- **Problem to solve**:
Copy the full set of lines exactly as given.

- **Supplied material**:
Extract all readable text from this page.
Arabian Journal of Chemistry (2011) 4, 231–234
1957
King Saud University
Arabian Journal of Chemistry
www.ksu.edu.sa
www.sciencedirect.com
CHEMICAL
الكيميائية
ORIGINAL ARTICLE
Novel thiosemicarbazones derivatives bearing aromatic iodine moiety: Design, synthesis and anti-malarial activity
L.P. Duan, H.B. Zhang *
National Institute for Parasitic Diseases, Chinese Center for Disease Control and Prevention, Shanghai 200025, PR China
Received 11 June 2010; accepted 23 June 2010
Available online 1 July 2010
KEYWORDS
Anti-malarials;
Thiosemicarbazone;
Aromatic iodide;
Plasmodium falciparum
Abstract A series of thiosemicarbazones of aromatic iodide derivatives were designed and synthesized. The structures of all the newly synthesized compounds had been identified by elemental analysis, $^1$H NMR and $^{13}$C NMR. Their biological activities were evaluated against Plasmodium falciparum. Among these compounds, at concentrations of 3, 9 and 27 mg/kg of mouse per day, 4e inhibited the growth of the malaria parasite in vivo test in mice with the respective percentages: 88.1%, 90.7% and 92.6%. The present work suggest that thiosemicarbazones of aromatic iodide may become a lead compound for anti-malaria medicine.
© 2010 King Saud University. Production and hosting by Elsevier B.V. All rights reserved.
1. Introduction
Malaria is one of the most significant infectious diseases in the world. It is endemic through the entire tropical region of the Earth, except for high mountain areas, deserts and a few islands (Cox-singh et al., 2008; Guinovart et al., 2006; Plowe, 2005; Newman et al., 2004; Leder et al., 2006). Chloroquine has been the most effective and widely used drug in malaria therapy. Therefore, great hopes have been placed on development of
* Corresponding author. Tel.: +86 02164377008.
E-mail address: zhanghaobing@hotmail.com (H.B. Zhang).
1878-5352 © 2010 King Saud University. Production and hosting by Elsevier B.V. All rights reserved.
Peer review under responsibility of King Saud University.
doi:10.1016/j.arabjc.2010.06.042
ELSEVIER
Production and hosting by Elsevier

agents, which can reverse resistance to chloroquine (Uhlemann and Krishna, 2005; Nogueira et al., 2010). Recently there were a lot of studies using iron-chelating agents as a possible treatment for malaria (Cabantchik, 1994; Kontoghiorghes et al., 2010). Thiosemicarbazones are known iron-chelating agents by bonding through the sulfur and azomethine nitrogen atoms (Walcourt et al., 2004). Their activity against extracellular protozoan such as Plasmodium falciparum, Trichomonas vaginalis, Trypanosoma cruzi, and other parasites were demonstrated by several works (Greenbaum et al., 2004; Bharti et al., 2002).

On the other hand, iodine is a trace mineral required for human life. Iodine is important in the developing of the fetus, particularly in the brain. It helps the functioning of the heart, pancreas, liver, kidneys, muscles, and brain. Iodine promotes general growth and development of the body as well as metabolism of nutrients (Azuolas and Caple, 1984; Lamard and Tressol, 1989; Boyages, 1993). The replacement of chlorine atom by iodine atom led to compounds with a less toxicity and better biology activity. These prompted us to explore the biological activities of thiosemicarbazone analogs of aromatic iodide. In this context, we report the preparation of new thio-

- **Correct output**:
Extract all readable text from this page.
Arabian Journal of Chemistry (2011) 4, 231–234
1957
King Saud University
Arabian Journal of Chemistry
www.ksu.edu.sa
www.sciencedirect.com
CHEMICAL
الكيميائية
ORIGINAL ARTICLE
Novel thiosemicarbazones derivatives bearing aromatic iodine moiety: Design, synthesis and anti-malarial activity
L.P. Duan, H.B. Zhang *
National Institute for Parasitic Diseases, Chinese Center for Disease Control and Prevention, Shanghai 200025, PR China
Received 11 June 2010; accepted 23 June 2010
Available online 1 July 2010
KEYWORDS
Anti-malarials;
Thiosemicarbazone;
Aromatic iodide;
Plasmodium falciparum
Abstract A series of thiosemicarbazones of aromatic iodide derivatives were designed and synthesized. The structures of all the newly synthesized compounds had been identified by elemental analysis, $^1$H NMR and $^{13}$C NMR. Their biological activities were evaluated against Plasmodium falciparum. Among these compounds, at concentrations of 3, 9 and 27 mg/kg of mouse per day, 4e inhibited the growth of the malaria parasite in vivo test in mice with the respective percentages: 88.1%, 90.7% and 92.6%. The present work suggest that thiosemicarbazones of aromatic iodide may become a lead compound for anti-malaria medicine.
© 2010 King Saud University. Production and hosting by Elsevier B.V. All rights reserved.
1. Introduction
Malaria is one of the most significant infectious diseases in the world. It is endemic through the entire tropical region of the Earth, except for high mountain areas, deserts and a few islands (Cox-singh et al., 2008; Guinovart et al., 2006; Plowe, 2005; Newman et al., 2004; Leder et al., 2006). Chloroquine has been the most effective and widely used drug in malaria therapy. Therefore, great hopes have been placed on development of
* Corresponding author. Tel.: +86 02164377008.
E-mail address: zhanghaobing@hotmail.com (H.B. Zhang).
1878-5352 © 2010 King Saud University. Production and hosting by Elsevier B.V. All rights reserved.
Peer review under responsibility of King Saud University.
doi:10.1016/j.arabjc.2010.06.042
ELSEVIER
Production and hosting by Elsevier

agents, which can reverse resistance to chloroquine (Uhlemann and Krishna, 2005; Nogueira et al., 2010). Recently there were a lot of studies using iron-chelating agents as a possible treatment for malaria (Cabantchik, 1994; Kontoghiorghes et al., 2010). Thiosemicarbazones are known iron-chelating agents by bonding through the sulfur and azomethine nitrogen atoms (Walcourt et al., 2004). Their activity against extracellular protozoan such as Plasmodium falciparum, Trichomonas vaginalis, Trypanosoma cruzi, and other parasites were demonstrated by several works (Greenbaum et al., 2004; Bharti et al., 2002).

On the other hand, iodine is a trace mineral required for human life. Iodine is important in the developing of the fetus, particularly in the brain. It helps the functioning of the heart, pancreas, liver, kidneys, muscles, and brain. Iodine promotes general growth and development of the body as well as metabolism of nutrients (Azuolas and Caple, 1984; Lamard and Tressol, 1989; Boyages, 1993). The replacement of chlorine atom by iodine atom led to compounds with a less toxicity and better biology activity. These prompted us to explore the biological activities of thiosemicarbazone analogs of aromatic iodide. In this context, we report the preparation of new thio-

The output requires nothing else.